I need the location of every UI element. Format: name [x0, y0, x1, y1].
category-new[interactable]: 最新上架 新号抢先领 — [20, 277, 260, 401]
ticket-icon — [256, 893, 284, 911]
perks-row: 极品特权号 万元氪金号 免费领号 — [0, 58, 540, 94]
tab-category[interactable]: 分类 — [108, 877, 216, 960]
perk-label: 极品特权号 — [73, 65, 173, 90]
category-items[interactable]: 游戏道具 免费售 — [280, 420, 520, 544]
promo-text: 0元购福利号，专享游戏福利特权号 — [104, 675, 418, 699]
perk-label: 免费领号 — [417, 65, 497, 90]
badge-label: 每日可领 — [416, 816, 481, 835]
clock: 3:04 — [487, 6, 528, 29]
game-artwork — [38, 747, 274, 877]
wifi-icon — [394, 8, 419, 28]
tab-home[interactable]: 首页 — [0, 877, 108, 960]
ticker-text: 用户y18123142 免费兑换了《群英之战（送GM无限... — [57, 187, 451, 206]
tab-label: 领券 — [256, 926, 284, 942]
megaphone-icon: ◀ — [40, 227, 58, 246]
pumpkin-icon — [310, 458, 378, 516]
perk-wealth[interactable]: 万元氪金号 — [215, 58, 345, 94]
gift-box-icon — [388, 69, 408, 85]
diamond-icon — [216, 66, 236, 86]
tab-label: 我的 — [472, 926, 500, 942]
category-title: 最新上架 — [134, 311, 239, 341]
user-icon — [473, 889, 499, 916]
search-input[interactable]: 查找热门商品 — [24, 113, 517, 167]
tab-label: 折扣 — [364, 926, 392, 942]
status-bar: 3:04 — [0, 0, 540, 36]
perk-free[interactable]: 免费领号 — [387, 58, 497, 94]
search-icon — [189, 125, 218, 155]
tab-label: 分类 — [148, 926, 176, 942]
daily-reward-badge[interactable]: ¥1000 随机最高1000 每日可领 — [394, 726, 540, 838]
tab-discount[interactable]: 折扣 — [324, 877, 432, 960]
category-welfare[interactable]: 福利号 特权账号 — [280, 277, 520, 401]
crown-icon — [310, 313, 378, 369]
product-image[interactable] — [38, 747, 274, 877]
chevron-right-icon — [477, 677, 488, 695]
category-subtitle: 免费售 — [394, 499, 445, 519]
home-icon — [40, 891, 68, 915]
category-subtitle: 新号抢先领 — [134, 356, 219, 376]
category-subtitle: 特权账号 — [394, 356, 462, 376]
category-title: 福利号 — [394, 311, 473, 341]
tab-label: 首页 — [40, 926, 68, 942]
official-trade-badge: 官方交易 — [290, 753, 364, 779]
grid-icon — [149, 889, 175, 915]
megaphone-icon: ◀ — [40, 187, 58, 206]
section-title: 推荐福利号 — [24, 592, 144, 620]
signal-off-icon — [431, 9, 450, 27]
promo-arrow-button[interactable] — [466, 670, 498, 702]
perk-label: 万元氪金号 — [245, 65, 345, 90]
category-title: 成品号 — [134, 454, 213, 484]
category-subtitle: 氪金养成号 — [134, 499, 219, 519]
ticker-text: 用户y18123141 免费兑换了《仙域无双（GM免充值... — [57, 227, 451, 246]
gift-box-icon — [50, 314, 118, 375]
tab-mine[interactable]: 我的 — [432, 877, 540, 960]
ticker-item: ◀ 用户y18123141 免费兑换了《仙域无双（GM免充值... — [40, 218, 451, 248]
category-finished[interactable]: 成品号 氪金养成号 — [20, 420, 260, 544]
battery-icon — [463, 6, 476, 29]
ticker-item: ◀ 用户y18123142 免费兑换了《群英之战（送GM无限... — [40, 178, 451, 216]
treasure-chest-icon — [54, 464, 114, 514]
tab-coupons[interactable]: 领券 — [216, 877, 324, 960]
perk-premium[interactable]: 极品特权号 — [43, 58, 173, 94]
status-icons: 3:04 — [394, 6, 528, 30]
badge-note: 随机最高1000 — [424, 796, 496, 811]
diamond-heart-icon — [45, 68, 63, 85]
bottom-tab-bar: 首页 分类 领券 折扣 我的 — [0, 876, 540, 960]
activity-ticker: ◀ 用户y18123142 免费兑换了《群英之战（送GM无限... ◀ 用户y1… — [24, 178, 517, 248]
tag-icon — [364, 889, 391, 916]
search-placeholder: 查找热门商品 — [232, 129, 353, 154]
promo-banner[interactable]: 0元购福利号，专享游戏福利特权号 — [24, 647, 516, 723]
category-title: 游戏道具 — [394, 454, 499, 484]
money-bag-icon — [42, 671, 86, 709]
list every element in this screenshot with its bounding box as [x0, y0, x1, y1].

* * *

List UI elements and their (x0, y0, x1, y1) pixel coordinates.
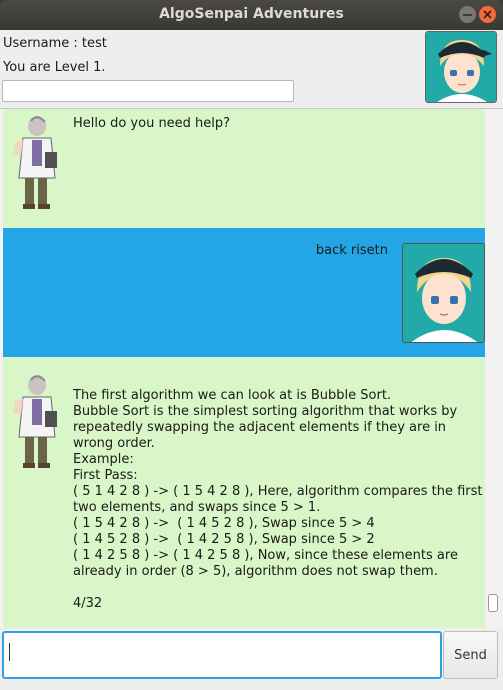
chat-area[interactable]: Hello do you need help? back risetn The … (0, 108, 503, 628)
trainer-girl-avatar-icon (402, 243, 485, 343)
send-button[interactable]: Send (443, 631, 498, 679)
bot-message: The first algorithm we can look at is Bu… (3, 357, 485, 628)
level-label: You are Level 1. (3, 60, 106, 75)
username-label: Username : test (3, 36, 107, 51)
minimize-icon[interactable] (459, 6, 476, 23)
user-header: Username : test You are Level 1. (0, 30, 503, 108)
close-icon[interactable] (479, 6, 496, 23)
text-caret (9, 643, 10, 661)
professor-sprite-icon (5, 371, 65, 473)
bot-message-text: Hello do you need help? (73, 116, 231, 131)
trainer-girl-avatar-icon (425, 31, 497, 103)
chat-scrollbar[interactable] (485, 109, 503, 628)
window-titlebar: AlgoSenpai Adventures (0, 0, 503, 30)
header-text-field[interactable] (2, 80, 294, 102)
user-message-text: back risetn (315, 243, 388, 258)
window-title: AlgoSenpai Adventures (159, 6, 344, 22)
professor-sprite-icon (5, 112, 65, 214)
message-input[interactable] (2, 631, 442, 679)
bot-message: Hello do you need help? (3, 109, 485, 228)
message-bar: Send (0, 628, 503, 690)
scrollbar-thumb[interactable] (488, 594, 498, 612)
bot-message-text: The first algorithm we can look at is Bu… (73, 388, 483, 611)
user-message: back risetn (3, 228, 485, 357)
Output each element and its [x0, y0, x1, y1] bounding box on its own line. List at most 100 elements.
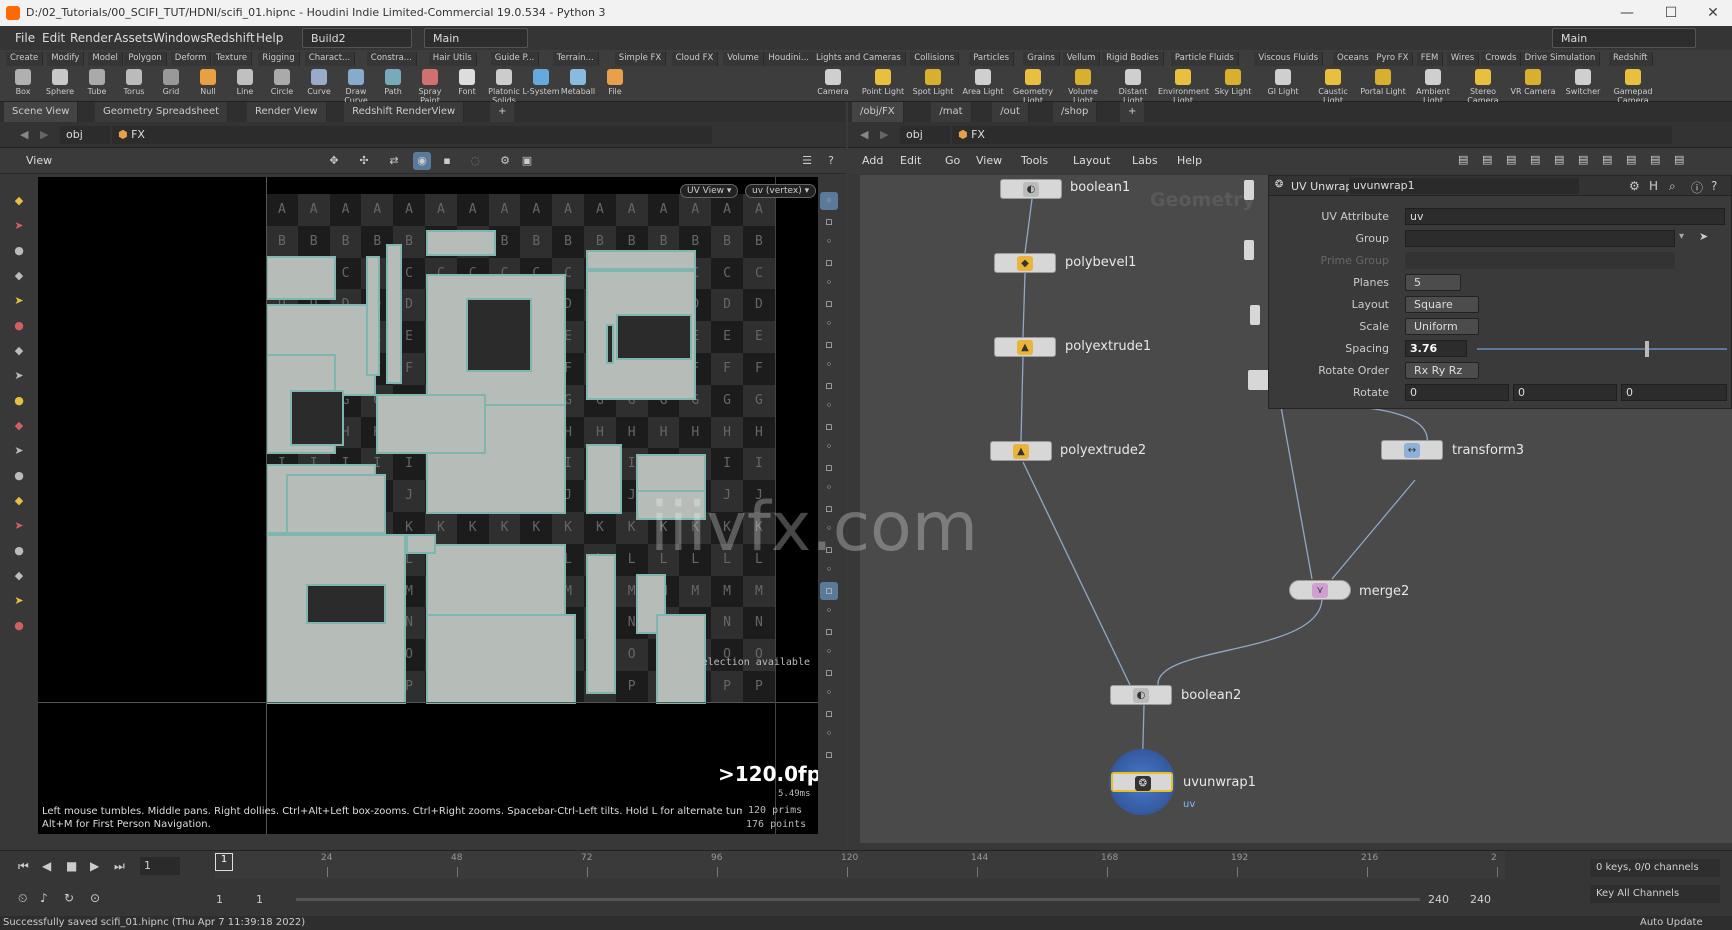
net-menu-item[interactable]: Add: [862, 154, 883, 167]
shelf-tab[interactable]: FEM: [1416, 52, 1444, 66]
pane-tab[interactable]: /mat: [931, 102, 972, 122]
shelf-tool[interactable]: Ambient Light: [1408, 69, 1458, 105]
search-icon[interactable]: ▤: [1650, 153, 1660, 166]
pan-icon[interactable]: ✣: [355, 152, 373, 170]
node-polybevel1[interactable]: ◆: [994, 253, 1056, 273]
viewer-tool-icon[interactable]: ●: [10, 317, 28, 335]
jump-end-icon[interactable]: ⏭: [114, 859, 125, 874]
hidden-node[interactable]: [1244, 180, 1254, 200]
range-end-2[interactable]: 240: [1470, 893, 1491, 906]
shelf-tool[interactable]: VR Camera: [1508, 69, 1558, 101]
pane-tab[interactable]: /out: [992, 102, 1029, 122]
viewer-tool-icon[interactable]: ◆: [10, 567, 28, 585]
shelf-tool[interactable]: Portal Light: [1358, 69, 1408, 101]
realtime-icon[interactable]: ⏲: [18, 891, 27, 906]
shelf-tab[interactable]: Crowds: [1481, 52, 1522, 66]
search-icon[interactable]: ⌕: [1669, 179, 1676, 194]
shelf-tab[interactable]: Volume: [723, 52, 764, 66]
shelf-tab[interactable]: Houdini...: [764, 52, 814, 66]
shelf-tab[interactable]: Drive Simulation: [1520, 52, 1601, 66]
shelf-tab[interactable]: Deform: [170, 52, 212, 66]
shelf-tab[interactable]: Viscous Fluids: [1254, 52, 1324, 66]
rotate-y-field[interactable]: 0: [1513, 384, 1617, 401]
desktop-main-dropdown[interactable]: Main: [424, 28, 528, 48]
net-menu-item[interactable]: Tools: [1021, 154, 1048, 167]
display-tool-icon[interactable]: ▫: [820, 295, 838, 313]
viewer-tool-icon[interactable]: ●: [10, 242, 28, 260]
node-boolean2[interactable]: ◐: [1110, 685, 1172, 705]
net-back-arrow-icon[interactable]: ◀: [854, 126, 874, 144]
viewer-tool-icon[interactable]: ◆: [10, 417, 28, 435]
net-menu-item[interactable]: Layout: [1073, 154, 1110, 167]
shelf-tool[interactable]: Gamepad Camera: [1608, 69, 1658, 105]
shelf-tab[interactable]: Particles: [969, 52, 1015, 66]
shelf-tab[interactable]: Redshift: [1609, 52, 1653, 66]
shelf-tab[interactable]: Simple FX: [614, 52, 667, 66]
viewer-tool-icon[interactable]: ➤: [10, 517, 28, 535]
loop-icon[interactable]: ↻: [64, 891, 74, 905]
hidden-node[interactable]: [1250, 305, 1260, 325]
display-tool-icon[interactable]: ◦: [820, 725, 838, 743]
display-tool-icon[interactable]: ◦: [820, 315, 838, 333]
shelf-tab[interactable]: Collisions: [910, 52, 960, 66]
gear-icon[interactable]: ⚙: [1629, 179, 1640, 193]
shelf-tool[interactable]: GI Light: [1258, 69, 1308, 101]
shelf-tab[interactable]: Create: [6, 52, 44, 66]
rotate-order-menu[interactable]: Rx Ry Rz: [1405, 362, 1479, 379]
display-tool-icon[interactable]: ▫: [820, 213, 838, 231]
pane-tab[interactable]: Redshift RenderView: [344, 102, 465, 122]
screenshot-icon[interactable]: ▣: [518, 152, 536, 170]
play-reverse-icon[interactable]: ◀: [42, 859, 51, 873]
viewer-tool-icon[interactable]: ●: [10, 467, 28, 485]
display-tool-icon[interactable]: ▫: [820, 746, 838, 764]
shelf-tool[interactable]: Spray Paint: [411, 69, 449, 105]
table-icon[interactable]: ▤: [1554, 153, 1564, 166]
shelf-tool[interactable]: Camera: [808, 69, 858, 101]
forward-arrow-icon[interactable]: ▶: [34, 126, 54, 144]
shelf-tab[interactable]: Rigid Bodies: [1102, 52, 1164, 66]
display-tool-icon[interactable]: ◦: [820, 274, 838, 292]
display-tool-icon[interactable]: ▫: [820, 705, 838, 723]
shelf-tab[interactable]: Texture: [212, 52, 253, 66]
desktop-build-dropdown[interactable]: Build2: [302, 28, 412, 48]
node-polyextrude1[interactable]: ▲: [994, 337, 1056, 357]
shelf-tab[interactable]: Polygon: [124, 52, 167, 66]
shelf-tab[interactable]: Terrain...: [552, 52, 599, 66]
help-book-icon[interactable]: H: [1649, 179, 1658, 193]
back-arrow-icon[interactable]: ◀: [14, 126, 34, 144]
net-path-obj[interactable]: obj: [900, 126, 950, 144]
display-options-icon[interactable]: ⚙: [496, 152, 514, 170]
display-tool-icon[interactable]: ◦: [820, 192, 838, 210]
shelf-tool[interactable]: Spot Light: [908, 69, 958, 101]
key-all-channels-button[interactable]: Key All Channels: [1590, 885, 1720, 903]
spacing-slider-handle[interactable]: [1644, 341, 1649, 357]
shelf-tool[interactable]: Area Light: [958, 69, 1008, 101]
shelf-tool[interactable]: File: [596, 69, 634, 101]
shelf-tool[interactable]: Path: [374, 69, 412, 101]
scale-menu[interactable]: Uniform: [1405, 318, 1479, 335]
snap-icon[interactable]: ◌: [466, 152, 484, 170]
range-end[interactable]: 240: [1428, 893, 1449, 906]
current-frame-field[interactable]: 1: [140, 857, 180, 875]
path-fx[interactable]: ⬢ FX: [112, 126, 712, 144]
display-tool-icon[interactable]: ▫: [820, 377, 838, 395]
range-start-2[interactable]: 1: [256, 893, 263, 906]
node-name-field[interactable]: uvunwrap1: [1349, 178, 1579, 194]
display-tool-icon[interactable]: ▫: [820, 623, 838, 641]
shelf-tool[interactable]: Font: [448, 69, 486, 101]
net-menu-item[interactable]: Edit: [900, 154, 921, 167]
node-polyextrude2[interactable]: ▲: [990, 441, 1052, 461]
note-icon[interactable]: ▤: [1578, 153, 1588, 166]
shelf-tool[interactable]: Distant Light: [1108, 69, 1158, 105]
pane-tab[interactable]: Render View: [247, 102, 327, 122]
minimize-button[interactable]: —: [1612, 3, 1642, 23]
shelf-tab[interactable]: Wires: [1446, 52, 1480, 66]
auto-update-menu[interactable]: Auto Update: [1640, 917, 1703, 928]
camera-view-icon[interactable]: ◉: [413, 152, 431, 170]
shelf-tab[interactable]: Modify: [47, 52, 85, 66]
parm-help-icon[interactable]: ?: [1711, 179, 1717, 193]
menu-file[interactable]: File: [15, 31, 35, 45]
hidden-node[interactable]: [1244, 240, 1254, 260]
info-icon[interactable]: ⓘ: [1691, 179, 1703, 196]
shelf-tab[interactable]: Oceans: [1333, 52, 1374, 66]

---

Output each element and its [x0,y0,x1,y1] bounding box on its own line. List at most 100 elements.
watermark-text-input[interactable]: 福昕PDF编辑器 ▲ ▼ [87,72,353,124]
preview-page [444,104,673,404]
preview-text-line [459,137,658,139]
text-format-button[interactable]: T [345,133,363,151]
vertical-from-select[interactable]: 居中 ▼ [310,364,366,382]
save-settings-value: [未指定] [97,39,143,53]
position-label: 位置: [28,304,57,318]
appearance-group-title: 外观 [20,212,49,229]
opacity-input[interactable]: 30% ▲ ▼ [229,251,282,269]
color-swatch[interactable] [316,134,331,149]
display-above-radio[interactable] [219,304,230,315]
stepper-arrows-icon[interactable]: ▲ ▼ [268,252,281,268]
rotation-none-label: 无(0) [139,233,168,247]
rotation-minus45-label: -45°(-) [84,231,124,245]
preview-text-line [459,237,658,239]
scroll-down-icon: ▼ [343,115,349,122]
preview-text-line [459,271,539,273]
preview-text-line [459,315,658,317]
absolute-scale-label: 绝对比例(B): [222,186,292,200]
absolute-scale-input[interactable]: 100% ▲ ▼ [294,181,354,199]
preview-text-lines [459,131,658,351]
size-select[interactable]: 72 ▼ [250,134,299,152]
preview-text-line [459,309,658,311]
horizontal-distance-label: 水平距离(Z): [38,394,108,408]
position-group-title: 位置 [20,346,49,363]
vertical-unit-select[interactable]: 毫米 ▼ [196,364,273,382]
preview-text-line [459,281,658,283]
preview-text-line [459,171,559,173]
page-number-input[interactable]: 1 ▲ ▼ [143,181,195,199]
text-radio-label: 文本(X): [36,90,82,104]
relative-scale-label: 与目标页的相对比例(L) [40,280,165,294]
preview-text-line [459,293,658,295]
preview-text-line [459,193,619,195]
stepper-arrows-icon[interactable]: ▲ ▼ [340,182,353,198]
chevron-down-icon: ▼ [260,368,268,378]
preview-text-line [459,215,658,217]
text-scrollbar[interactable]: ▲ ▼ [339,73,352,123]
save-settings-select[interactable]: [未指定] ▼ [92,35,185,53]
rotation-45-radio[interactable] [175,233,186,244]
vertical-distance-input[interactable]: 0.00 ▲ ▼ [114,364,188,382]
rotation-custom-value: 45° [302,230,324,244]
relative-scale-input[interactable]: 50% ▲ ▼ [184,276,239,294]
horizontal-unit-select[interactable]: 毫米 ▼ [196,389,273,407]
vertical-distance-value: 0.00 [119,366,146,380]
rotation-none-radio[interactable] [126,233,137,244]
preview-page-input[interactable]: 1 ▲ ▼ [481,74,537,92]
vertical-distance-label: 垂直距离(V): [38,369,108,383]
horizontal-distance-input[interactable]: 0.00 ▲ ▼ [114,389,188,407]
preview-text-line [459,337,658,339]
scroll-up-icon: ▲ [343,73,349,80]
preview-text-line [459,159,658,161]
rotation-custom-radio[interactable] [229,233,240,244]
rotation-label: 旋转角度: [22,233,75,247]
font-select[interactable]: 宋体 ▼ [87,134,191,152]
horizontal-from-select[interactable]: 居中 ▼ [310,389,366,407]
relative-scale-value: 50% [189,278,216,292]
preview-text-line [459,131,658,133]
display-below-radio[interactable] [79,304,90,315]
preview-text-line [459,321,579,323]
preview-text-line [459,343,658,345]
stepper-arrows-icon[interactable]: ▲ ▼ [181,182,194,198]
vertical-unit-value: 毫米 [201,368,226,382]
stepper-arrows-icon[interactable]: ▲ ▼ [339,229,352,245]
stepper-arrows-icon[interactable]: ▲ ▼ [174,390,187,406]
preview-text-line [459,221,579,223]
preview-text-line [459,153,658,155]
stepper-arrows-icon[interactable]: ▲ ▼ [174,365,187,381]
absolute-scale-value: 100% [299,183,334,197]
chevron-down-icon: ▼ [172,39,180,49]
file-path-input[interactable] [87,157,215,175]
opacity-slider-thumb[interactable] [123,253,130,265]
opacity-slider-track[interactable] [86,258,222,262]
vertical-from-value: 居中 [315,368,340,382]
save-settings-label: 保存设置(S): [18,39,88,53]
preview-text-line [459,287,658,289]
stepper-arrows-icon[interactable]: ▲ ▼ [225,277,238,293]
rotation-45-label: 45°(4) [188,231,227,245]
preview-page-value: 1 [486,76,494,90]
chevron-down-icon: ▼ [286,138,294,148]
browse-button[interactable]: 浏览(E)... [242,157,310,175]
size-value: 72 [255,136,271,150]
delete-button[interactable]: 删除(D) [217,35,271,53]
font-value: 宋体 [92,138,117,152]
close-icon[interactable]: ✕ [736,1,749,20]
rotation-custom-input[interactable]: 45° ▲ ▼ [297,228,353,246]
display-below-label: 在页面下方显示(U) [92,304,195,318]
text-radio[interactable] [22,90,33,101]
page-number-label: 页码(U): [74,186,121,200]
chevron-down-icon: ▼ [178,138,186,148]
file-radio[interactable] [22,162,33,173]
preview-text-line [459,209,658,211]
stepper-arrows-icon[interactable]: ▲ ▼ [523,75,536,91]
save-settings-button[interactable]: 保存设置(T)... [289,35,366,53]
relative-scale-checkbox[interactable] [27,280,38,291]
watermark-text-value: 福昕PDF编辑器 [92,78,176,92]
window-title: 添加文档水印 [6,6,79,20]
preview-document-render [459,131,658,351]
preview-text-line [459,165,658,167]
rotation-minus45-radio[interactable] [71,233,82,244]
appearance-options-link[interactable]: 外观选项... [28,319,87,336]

__What you should do__:
Please duplicate everything from the line that contains "I need the location" down to the line that contains "grid-icon — [149, 889, 175, 915]", both of those lines included.

__Response below__:
I need the location of every UI element. Format: name [x0, y0, x1, y1].
category-new[interactable]: 最新上架 新号抢先领 — [20, 277, 260, 401]
ticket-icon — [256, 893, 284, 911]
perks-row: 极品特权号 万元氪金号 免费领号 — [0, 58, 540, 94]
tab-category[interactable]: 分类 — [108, 877, 216, 960]
perk-label: 极品特权号 — [73, 65, 173, 90]
category-items[interactable]: 游戏道具 免费售 — [280, 420, 520, 544]
promo-text: 0元购福利号，专享游戏福利特权号 — [104, 675, 418, 699]
perk-label: 免费领号 — [417, 65, 497, 90]
badge-label: 每日可领 — [416, 816, 481, 835]
clock: 3:04 — [487, 6, 528, 29]
game-artwork — [38, 747, 274, 877]
wifi-icon — [394, 8, 419, 28]
tab-home[interactable]: 首页 — [0, 877, 108, 960]
ticker-text: 用户y18123142 免费兑换了《群英之战（送GM无限... — [57, 187, 451, 206]
tab-label: 领券 — [256, 926, 284, 942]
megaphone-icon: ◀ — [40, 227, 58, 246]
pumpkin-icon — [310, 458, 378, 516]
perk-wealth[interactable]: 万元氪金号 — [215, 58, 345, 94]
gift-box-icon — [388, 69, 408, 85]
diamond-icon — [216, 66, 236, 86]
tab-label: 我的 — [472, 926, 500, 942]
category-title: 最新上架 — [134, 311, 239, 341]
user-icon — [473, 889, 499, 916]
search-input[interactable]: 查找热门商品 — [24, 113, 517, 167]
tab-label: 折扣 — [364, 926, 392, 942]
status-bar: 3:04 — [0, 0, 540, 36]
perk-free[interactable]: 免费领号 — [387, 58, 497, 94]
search-icon — [189, 125, 218, 155]
tab-label: 分类 — [148, 926, 176, 942]
daily-reward-badge[interactable]: ¥1000 随机最高1000 每日可领 — [394, 726, 540, 838]
tab-discount[interactable]: 折扣 — [324, 877, 432, 960]
category-welfare[interactable]: 福利号 特权账号 — [280, 277, 520, 401]
crown-icon — [310, 313, 378, 369]
product-image[interactable] — [38, 747, 274, 877]
chevron-right-icon — [477, 677, 488, 695]
category-subtitle: 免费售 — [394, 499, 445, 519]
home-icon — [40, 891, 68, 915]
category-subtitle: 新号抢先领 — [134, 356, 219, 376]
category-subtitle: 特权账号 — [394, 356, 462, 376]
category-title: 福利号 — [394, 311, 473, 341]
tab-label: 首页 — [40, 926, 68, 942]
official-trade-badge: 官方交易 — [290, 753, 364, 779]
grid-icon — [149, 889, 175, 915]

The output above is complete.